» **TASK STATEMENT**
Report all lines of the records that contain "with".

» **THE DATA**
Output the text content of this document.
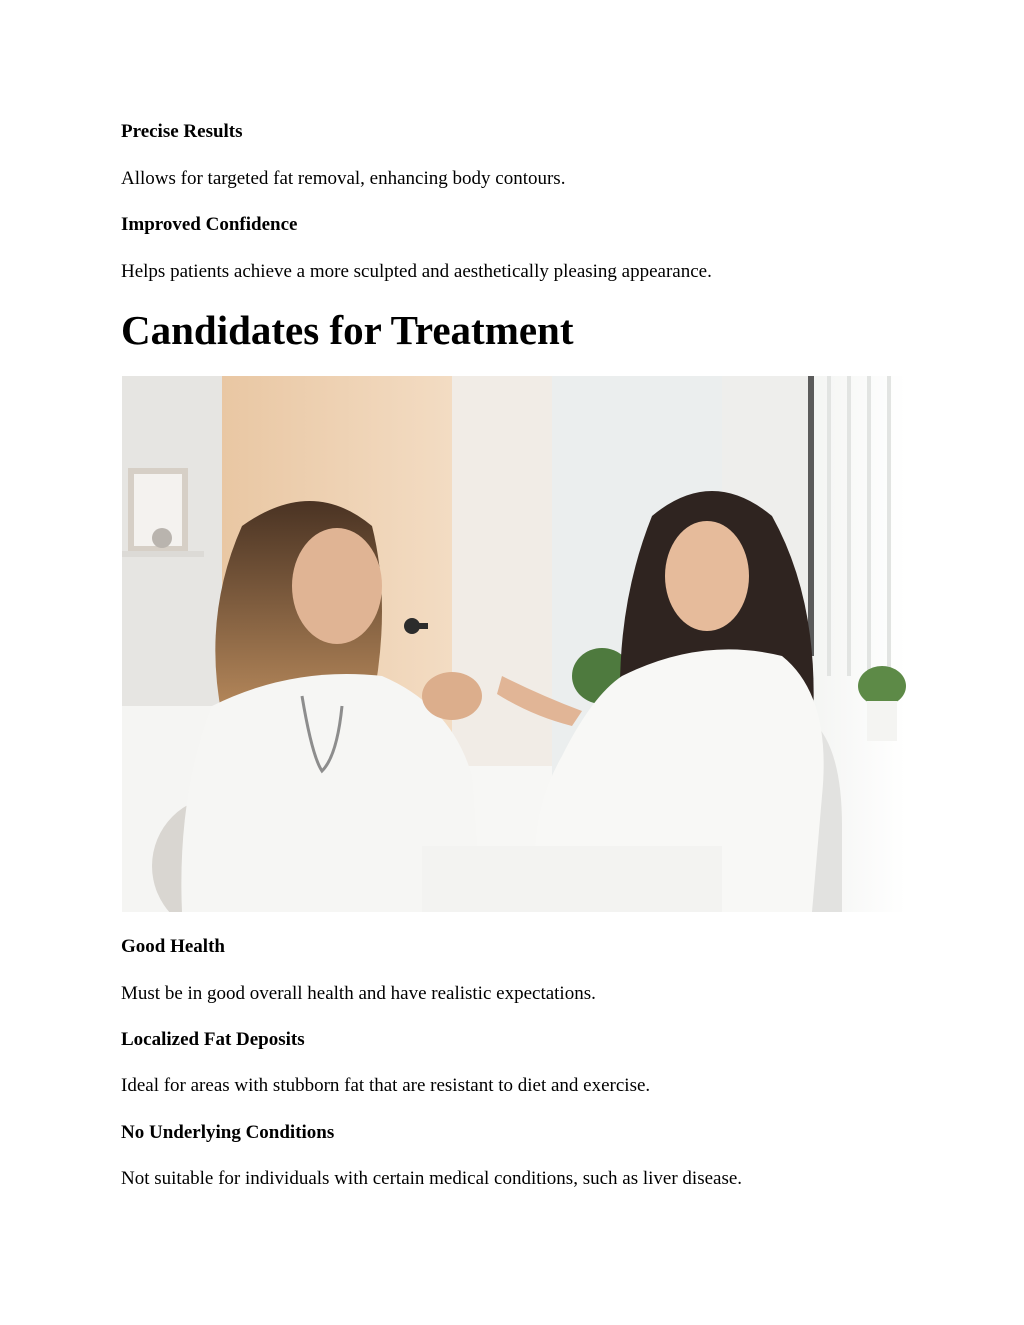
Precise Results
Allows for targeted fat removal, enhancing body contours.
Improved Confidence
Helps patients achieve a more sculpted and aesthetically pleasing appearance.
Candidates for Treatment
Good Health
Must be in good overall health and have realistic expectations.
Localized Fat Deposits
Ideal for areas with stubborn fat that are resistant to diet and exercise.
No Underlying Conditions
Not suitable for individuals with certain medical conditions, such as liver disease.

» **COMPLETED TASK**
Ideal for areas with stubborn fat that are resistant to diet and exercise.
Not suitable for individuals with certain medical conditions, such as liver disease.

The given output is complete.